◆ **What the task requires**
Put everything in the listing from its start down to the line containing "560, 1139, 633]", both ends included, into a numbered list, leaving out any blank lines.

Region annotation records

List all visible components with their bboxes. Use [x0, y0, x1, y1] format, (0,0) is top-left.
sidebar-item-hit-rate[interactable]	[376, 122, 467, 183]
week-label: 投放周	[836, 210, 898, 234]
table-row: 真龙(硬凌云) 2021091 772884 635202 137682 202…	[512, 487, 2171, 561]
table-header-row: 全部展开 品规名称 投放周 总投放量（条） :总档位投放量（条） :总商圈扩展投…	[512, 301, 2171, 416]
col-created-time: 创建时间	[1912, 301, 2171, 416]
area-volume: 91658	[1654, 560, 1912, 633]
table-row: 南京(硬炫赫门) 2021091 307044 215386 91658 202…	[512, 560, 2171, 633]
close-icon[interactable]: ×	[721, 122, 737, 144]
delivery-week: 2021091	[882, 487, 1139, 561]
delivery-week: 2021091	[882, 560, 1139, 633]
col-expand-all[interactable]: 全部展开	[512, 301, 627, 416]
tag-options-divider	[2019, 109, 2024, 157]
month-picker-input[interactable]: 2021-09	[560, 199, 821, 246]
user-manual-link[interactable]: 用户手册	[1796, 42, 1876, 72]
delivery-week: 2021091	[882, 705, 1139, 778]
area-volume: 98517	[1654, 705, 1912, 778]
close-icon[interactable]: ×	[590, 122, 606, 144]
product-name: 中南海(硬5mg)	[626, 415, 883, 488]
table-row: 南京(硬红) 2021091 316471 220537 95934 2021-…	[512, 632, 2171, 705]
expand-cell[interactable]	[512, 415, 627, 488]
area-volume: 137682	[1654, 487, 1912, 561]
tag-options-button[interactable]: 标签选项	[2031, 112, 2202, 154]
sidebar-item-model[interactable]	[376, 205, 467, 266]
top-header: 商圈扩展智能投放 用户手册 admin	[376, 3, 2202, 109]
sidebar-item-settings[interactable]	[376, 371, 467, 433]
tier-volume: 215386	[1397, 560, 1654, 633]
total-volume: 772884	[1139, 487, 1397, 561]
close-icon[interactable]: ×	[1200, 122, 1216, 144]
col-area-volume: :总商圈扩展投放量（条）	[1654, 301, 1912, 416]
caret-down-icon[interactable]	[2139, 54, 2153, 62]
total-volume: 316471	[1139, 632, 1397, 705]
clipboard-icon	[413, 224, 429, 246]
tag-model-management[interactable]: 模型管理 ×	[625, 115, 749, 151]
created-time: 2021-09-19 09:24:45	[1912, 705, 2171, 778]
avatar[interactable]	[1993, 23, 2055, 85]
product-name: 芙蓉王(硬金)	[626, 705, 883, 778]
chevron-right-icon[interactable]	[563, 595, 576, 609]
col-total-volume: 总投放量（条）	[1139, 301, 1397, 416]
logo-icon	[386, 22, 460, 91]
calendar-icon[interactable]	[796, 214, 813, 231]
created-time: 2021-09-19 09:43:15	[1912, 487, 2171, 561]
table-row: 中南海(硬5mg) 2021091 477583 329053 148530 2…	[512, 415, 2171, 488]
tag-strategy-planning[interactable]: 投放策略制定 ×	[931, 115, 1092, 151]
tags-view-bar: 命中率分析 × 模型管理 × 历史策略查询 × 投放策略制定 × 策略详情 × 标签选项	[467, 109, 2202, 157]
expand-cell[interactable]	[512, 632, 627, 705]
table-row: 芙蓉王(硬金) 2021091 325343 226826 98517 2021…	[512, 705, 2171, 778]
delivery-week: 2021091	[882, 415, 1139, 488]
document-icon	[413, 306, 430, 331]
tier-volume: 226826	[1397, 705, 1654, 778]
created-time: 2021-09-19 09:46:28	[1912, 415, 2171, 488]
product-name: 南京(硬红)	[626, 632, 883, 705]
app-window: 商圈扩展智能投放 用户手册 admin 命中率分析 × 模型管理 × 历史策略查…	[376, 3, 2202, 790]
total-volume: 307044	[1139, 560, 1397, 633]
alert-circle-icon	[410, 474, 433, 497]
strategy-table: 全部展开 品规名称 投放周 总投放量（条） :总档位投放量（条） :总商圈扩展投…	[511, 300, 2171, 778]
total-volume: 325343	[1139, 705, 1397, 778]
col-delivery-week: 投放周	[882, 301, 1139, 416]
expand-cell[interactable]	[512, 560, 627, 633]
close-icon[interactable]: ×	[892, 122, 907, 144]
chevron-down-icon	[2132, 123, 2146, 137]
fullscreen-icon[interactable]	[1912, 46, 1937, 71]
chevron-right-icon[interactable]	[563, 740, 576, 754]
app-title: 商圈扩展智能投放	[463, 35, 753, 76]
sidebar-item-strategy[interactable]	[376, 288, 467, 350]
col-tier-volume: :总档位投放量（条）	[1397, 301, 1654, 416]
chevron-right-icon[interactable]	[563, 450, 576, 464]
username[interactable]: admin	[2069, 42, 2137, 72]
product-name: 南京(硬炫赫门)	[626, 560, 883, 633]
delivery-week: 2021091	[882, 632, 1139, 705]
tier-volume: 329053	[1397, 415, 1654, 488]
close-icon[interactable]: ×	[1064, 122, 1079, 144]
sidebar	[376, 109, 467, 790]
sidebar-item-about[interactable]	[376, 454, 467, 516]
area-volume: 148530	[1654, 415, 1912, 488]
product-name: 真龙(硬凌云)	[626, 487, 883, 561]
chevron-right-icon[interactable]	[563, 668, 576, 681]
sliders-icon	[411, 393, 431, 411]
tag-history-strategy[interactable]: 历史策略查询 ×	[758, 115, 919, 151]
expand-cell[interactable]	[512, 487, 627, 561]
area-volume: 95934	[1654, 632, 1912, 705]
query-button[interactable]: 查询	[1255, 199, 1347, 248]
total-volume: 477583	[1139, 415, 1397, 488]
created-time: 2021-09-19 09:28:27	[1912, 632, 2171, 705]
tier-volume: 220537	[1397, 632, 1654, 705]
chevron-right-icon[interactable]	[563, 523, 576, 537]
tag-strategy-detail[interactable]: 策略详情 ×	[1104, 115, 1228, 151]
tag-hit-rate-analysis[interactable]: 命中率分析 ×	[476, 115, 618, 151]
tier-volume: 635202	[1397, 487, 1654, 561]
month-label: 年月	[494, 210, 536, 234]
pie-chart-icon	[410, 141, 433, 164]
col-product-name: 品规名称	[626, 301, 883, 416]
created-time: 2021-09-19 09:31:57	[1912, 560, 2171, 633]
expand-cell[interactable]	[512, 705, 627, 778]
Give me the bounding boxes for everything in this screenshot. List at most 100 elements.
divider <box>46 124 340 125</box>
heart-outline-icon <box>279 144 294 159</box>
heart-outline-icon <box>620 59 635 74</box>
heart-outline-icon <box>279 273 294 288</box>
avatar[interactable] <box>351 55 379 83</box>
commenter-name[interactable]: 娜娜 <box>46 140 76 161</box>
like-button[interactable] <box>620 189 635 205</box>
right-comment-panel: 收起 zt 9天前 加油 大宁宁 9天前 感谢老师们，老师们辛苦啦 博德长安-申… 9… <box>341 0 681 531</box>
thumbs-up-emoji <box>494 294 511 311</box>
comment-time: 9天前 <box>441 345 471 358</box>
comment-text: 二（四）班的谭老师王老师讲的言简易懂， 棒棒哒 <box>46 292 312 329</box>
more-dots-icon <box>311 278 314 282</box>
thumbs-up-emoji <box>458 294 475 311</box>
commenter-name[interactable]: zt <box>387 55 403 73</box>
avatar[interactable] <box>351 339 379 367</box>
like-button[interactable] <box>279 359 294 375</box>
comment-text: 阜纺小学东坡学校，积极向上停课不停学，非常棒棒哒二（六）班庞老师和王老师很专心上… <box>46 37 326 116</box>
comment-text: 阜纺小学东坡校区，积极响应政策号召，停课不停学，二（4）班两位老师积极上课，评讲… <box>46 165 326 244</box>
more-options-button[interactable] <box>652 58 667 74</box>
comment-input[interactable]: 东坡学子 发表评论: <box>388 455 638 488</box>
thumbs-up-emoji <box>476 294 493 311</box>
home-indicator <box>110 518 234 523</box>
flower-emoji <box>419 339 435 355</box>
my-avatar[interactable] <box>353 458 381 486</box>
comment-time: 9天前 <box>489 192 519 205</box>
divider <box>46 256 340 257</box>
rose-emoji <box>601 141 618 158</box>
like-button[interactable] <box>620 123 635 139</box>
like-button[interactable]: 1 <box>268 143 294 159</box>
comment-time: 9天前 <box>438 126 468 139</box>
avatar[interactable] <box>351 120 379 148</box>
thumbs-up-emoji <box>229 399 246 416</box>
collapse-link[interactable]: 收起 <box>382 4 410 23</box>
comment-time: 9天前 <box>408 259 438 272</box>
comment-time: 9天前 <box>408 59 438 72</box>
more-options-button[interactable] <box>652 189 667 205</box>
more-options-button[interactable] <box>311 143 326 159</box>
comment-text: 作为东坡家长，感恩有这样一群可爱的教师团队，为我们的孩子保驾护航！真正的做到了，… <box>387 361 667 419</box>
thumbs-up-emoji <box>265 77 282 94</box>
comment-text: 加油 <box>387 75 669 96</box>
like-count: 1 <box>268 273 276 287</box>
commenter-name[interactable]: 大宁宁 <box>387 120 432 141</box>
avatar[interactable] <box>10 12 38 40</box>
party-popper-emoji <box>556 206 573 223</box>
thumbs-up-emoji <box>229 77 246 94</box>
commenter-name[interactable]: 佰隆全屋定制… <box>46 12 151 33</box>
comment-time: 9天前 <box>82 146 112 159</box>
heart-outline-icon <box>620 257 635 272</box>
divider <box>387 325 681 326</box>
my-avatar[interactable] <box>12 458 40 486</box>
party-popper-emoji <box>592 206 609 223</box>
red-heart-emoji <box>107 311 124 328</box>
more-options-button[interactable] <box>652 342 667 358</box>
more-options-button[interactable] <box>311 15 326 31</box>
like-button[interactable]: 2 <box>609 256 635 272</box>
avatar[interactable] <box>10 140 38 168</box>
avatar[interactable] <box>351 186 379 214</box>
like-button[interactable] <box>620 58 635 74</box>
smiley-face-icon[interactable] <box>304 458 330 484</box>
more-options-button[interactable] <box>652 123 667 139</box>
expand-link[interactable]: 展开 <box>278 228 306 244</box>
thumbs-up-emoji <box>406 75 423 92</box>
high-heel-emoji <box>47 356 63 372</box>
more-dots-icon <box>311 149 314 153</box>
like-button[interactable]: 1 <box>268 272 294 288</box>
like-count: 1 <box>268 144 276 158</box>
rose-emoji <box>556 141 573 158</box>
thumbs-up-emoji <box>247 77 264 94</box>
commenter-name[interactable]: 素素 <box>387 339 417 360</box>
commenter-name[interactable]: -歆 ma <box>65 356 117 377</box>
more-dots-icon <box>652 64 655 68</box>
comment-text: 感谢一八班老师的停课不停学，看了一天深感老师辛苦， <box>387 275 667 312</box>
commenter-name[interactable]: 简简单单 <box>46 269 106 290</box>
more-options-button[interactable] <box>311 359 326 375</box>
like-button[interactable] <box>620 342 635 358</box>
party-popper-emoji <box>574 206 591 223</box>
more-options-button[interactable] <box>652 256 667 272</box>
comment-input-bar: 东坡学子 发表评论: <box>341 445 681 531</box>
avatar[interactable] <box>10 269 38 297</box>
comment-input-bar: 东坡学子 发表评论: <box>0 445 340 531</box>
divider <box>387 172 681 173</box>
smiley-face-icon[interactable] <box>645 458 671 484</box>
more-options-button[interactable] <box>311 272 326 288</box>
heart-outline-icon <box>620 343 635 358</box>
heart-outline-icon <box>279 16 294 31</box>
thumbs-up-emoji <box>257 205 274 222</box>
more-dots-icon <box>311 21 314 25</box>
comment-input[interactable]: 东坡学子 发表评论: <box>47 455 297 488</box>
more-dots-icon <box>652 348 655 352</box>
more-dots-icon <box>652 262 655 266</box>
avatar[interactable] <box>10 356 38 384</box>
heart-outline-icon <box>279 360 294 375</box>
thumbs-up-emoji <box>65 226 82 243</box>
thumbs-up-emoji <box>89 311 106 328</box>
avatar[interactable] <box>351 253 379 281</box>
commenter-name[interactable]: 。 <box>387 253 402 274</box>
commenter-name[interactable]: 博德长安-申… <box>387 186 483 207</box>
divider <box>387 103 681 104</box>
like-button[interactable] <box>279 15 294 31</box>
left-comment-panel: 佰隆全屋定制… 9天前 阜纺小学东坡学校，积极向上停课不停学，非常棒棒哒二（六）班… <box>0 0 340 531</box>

◆ **Full solution**
1. List all visible components with their bboxes. Use [x0, y0, x1, y1] format, (0,0) is top-left.
2. sidebar-item-hit-rate[interactable]	[376, 122, 467, 183]
3. week-label: 投放周	[836, 210, 898, 234]
4. table-row: 真龙(硬凌云) 2021091 772884 635202 137682 202…	[512, 487, 2171, 561]
5. table-header-row: 全部展开 品规名称 投放周 总投放量（条） :总档位投放量（条） :总商圈扩展投…	[512, 301, 2171, 416]
6. col-created-time: 创建时间	[1912, 301, 2171, 416]
7. area-volume: 91658	[1654, 560, 1912, 633]
8. table-row: 南京(硬炫赫门) 2021091 307044 215386 91658 202…	[512, 560, 2171, 633]
9. close-icon[interactable]: ×	[721, 122, 737, 144]
10. delivery-week: 2021091	[882, 487, 1139, 561]
11. delivery-week: 2021091	[882, 560, 1139, 633]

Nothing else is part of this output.